- [What the exercise asks]:
Please copy all of the records below line for line, omitting the pictures.

*** Raw records ***

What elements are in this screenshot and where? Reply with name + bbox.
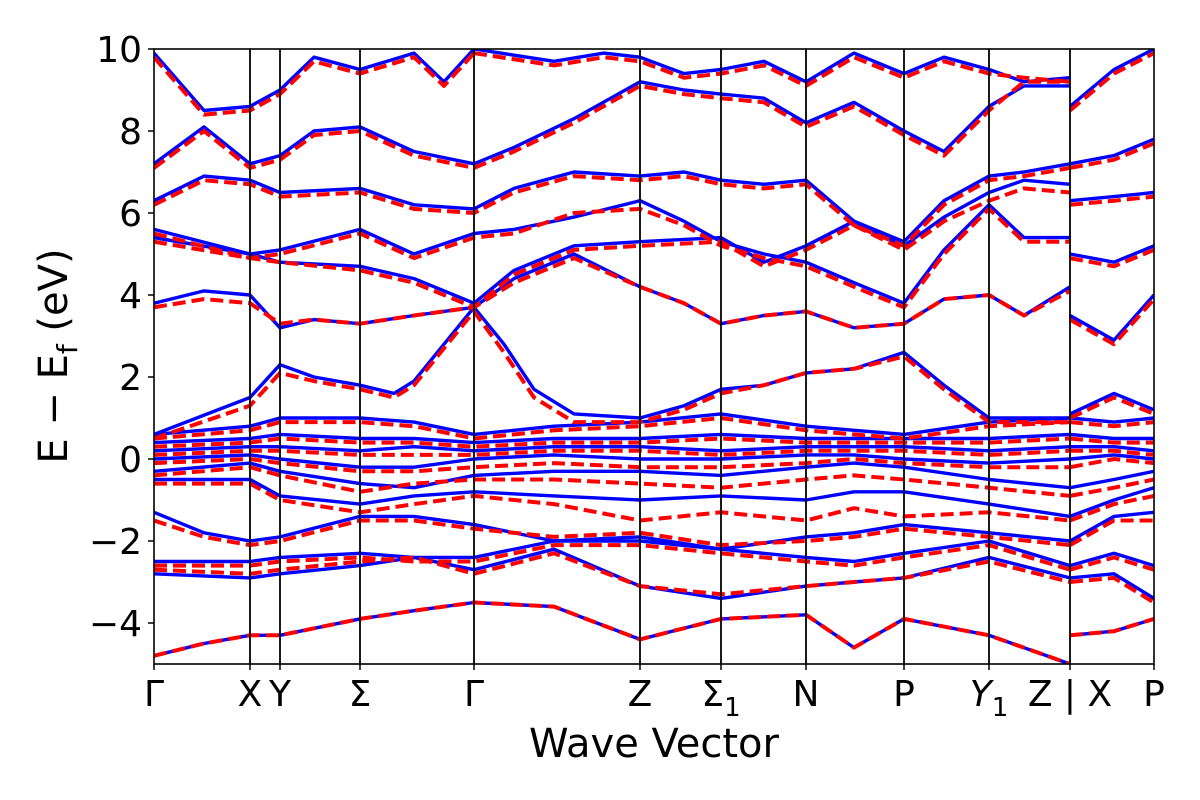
dashed-band-19 bbox=[1069, 420, 1154, 429]
solid-band-13 bbox=[1069, 453, 1154, 461]
solid-band-32 bbox=[154, 49, 476, 113]
x-axis: Γ X Y Σ Γ Z Σ1 N P Y1 Z | X P bbox=[144, 664, 1165, 723]
dashed-band-32 bbox=[154, 51, 476, 117]
x-tick-label-7: N bbox=[793, 674, 820, 715]
dashed-band-22 bbox=[154, 256, 1071, 330]
y-axis-title: E − Ef (eV) bbox=[31, 248, 84, 463]
solid-band-5 bbox=[1069, 551, 1154, 568]
x-tick-label-6: Σ1 bbox=[701, 674, 740, 723]
solid-band-10 bbox=[154, 461, 1071, 490]
solid-band-25 bbox=[1069, 244, 1154, 264]
y-tick-label-1: −2 bbox=[89, 522, 142, 563]
x-tick-label-10: Z | X bbox=[1028, 674, 1112, 715]
dashed-band-28 bbox=[154, 165, 1071, 248]
dashed-band-25 bbox=[1069, 248, 1154, 269]
band-lines bbox=[154, 49, 1154, 664]
y-tick-label-2: 0 bbox=[119, 440, 142, 481]
high-symmetry-lines bbox=[249, 49, 1071, 664]
dashed-band-29 bbox=[1069, 141, 1154, 170]
x-tick-label-8: P bbox=[893, 674, 915, 715]
solid-band-19 bbox=[1069, 416, 1154, 424]
dashed-band-6 bbox=[154, 518, 1071, 548]
dashed-band-20 bbox=[154, 309, 1070, 441]
solid-band-31 bbox=[1068, 49, 1154, 108]
solid-band-15 bbox=[1070, 445, 1154, 453]
x-tick-label-5: Z bbox=[628, 674, 653, 715]
y-tick-label-0: −4 bbox=[89, 604, 142, 645]
dashed-band-14 bbox=[154, 448, 1071, 457]
x-tick-label-2: Y bbox=[268, 674, 292, 715]
dashed-band-12 bbox=[154, 457, 1070, 474]
dashed-band-2 bbox=[154, 551, 1071, 597]
solid-band-9 bbox=[1069, 486, 1154, 518]
solid-band-23 bbox=[1069, 293, 1154, 342]
dashed-band-15 bbox=[1070, 448, 1154, 457]
solid-band-8 bbox=[154, 477, 1071, 519]
dashed-band-5 bbox=[1069, 555, 1154, 572]
solid-band-6 bbox=[154, 510, 1071, 551]
solid-band-24 bbox=[154, 178, 1071, 305]
dashed-band-9 bbox=[1069, 493, 1154, 523]
y-axis-title-subscript: f bbox=[51, 343, 84, 354]
solid-band-28 bbox=[154, 162, 1071, 244]
dashed-band-33 bbox=[473, 51, 1071, 88]
solid-band-21 bbox=[1069, 391, 1154, 416]
y-tick-label-3: 2 bbox=[119, 358, 142, 399]
dashed-band-21 bbox=[1069, 395, 1154, 420]
dashed-band-17 bbox=[1069, 436, 1154, 445]
y-tick-label-7: 10 bbox=[96, 30, 142, 71]
y-axis-title-unit: (eV) bbox=[31, 248, 77, 344]
solid-band-17 bbox=[1069, 432, 1154, 441]
dashed-band-11 bbox=[1069, 477, 1154, 498]
y-tick-label-4: 4 bbox=[119, 276, 142, 317]
x-tick-label-4: Γ bbox=[464, 674, 484, 715]
dashed-band-4 bbox=[154, 543, 1071, 572]
dashed-band-10 bbox=[154, 465, 1071, 498]
x-tick-label-0: Γ bbox=[144, 674, 164, 715]
dashed-band-8 bbox=[154, 481, 1071, 523]
solid-band-29 bbox=[1069, 137, 1154, 166]
y-axis-title-main: E − E bbox=[31, 354, 77, 464]
dashed-band-23 bbox=[1069, 297, 1154, 347]
dashed-band-0 bbox=[154, 600, 1071, 664]
solid-band-2 bbox=[154, 547, 1071, 601]
dashed-band-30 bbox=[154, 79, 1070, 170]
x-tick-label-11: P bbox=[1143, 674, 1165, 715]
dashed-band-16 bbox=[154, 436, 1071, 449]
dashed-band-3 bbox=[1069, 575, 1154, 605]
y-axis: −4 −2 0 2 4 6 8 10 bbox=[89, 30, 154, 645]
x-axis-title: Wave Vector bbox=[529, 721, 780, 767]
x-tick-label-9: Y1 bbox=[970, 674, 1009, 723]
dashed-band-31 bbox=[1068, 51, 1154, 113]
y-tick-label-5: 6 bbox=[119, 194, 142, 235]
dashed-band-1 bbox=[1069, 616, 1154, 638]
dashed-band-18 bbox=[154, 416, 1071, 441]
solid-band-4 bbox=[154, 539, 1071, 568]
plot-frame bbox=[153, 48, 1155, 665]
solid-band-3 bbox=[1069, 572, 1154, 600]
solid-band-7 bbox=[1069, 510, 1154, 543]
solid-band-18 bbox=[154, 412, 1071, 437]
dashed-band-24 bbox=[154, 186, 1071, 310]
solid-band-27 bbox=[1069, 190, 1154, 203]
solid-band-12 bbox=[154, 453, 1071, 469]
solid-band-33 bbox=[473, 49, 1071, 84]
dashed-band-7 bbox=[1069, 518, 1154, 547]
dashed-band-13 bbox=[1069, 457, 1154, 470]
dashed-band-27 bbox=[1069, 194, 1154, 207]
x-tick-label-3: Σ bbox=[349, 674, 372, 715]
solid-band-11 bbox=[1069, 469, 1154, 490]
solid-band-14 bbox=[154, 445, 1071, 453]
x-tick-label-1: X bbox=[238, 674, 263, 715]
y-tick-label-6: 8 bbox=[119, 112, 142, 153]
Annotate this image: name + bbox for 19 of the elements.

***

- [Expected answer]:
What elements are in this screenshot and where? Reply with name + bbox.
dashed-band-19 bbox=[1069, 420, 1154, 429]
solid-band-13 bbox=[1069, 453, 1154, 461]
solid-band-32 bbox=[154, 49, 476, 113]
x-axis: Γ X Y Σ Γ Z Σ1 N P Y1 Z | X P bbox=[144, 664, 1165, 723]
dashed-band-32 bbox=[154, 51, 476, 117]
x-tick-label-7: N bbox=[793, 674, 820, 715]
dashed-band-22 bbox=[154, 256, 1071, 330]
y-axis-title: E − Ef (eV) bbox=[31, 248, 84, 463]
solid-band-5 bbox=[1069, 551, 1154, 568]
x-tick-label-6: Σ1 bbox=[701, 674, 740, 723]
solid-band-10 bbox=[154, 461, 1071, 490]
solid-band-25 bbox=[1069, 244, 1154, 264]
y-tick-label-1: −2 bbox=[89, 522, 142, 563]
x-tick-label-10: Z | X bbox=[1028, 674, 1112, 715]
dashed-band-28 bbox=[154, 165, 1071, 248]
dashed-band-25 bbox=[1069, 248, 1154, 269]
band-lines bbox=[154, 49, 1154, 664]
y-tick-label-2: 0 bbox=[119, 440, 142, 481]
high-symmetry-lines bbox=[249, 49, 1071, 664]
dashed-band-29 bbox=[1069, 141, 1154, 170]
x-tick-label-8: P bbox=[893, 674, 915, 715]
solid-band-19 bbox=[1069, 416, 1154, 424]
dashed-band-6 bbox=[154, 518, 1071, 548]
dashed-band-20 bbox=[154, 309, 1070, 441]
solid-band-31 bbox=[1068, 49, 1154, 108]
solid-band-15 bbox=[1070, 445, 1154, 453]
x-tick-label-5: Z bbox=[628, 674, 653, 715]
y-tick-label-0: −4 bbox=[89, 604, 142, 645]
dashed-band-14 bbox=[154, 448, 1071, 457]
x-tick-label-2: Y bbox=[268, 674, 292, 715]
dashed-band-12 bbox=[154, 457, 1070, 474]
dashed-band-2 bbox=[154, 551, 1071, 597]
solid-band-9 bbox=[1069, 486, 1154, 518]
solid-band-23 bbox=[1069, 293, 1154, 342]
dashed-band-15 bbox=[1070, 448, 1154, 457]
solid-band-8 bbox=[154, 477, 1071, 519]
dashed-band-5 bbox=[1069, 555, 1154, 572]
solid-band-6 bbox=[154, 510, 1071, 551]
solid-band-24 bbox=[154, 178, 1071, 305]
dashed-band-9 bbox=[1069, 493, 1154, 523]
y-axis-title-subscript: f bbox=[51, 343, 84, 354]
solid-band-28 bbox=[154, 162, 1071, 244]
dashed-band-33 bbox=[473, 51, 1071, 88]
solid-band-21 bbox=[1069, 391, 1154, 416]
y-tick-label-3: 2 bbox=[119, 358, 142, 399]
dashed-band-21 bbox=[1069, 395, 1154, 420]
dashed-band-17 bbox=[1069, 436, 1154, 445]
y-tick-label-7: 10 bbox=[96, 30, 142, 71]
y-axis-title-unit: (eV) bbox=[31, 248, 77, 344]
solid-band-17 bbox=[1069, 432, 1154, 441]
dashed-band-11 bbox=[1069, 477, 1154, 498]
y-tick-label-4: 4 bbox=[119, 276, 142, 317]
x-tick-label-4: Γ bbox=[464, 674, 484, 715]
dashed-band-4 bbox=[154, 543, 1071, 572]
dashed-band-10 bbox=[154, 465, 1071, 498]
x-tick-label-0: Γ bbox=[144, 674, 164, 715]
dashed-band-8 bbox=[154, 481, 1071, 523]
solid-band-29 bbox=[1069, 137, 1154, 166]
y-axis-title-main: E − E bbox=[31, 354, 77, 464]
dashed-band-23 bbox=[1069, 297, 1154, 347]
dashed-band-0 bbox=[154, 600, 1071, 664]
solid-band-2 bbox=[154, 547, 1071, 601]
dashed-band-30 bbox=[154, 79, 1070, 170]
x-tick-label-11: P bbox=[1143, 674, 1165, 715]
dashed-band-16 bbox=[154, 436, 1071, 449]
dashed-band-3 bbox=[1069, 575, 1154, 605]
y-axis: −4 −2 0 2 4 6 8 10 bbox=[89, 30, 154, 645]
x-axis-title: Wave Vector bbox=[529, 721, 780, 767]
x-tick-label-9: Y1 bbox=[970, 674, 1009, 723]
dashed-band-31 bbox=[1068, 51, 1154, 113]
y-tick-label-5: 6 bbox=[119, 194, 142, 235]
dashed-band-1 bbox=[1069, 616, 1154, 638]
dashed-band-18 bbox=[154, 416, 1071, 441]
solid-band-4 bbox=[154, 539, 1071, 568]
plot-frame bbox=[153, 48, 1155, 665]
solid-band-3 bbox=[1069, 572, 1154, 600]
solid-band-7 bbox=[1069, 510, 1154, 543]
solid-band-18 bbox=[154, 412, 1071, 437]
dashed-band-24 bbox=[154, 186, 1071, 310]
solid-band-27 bbox=[1069, 190, 1154, 203]
solid-band-12 bbox=[154, 453, 1071, 469]
solid-band-33 bbox=[473, 49, 1071, 84]
dashed-band-7 bbox=[1069, 518, 1154, 547]
dashed-band-13 bbox=[1069, 457, 1154, 470]
dashed-band-27 bbox=[1069, 194, 1154, 207]
x-tick-label-3: Σ bbox=[349, 674, 372, 715]
solid-band-11 bbox=[1069, 469, 1154, 490]
solid-band-14 bbox=[154, 445, 1071, 453]
x-tick-label-1: X bbox=[238, 674, 263, 715]
y-tick-label-6: 8 bbox=[119, 112, 142, 153]
Annotate this image: name + bbox for 19 of the elements.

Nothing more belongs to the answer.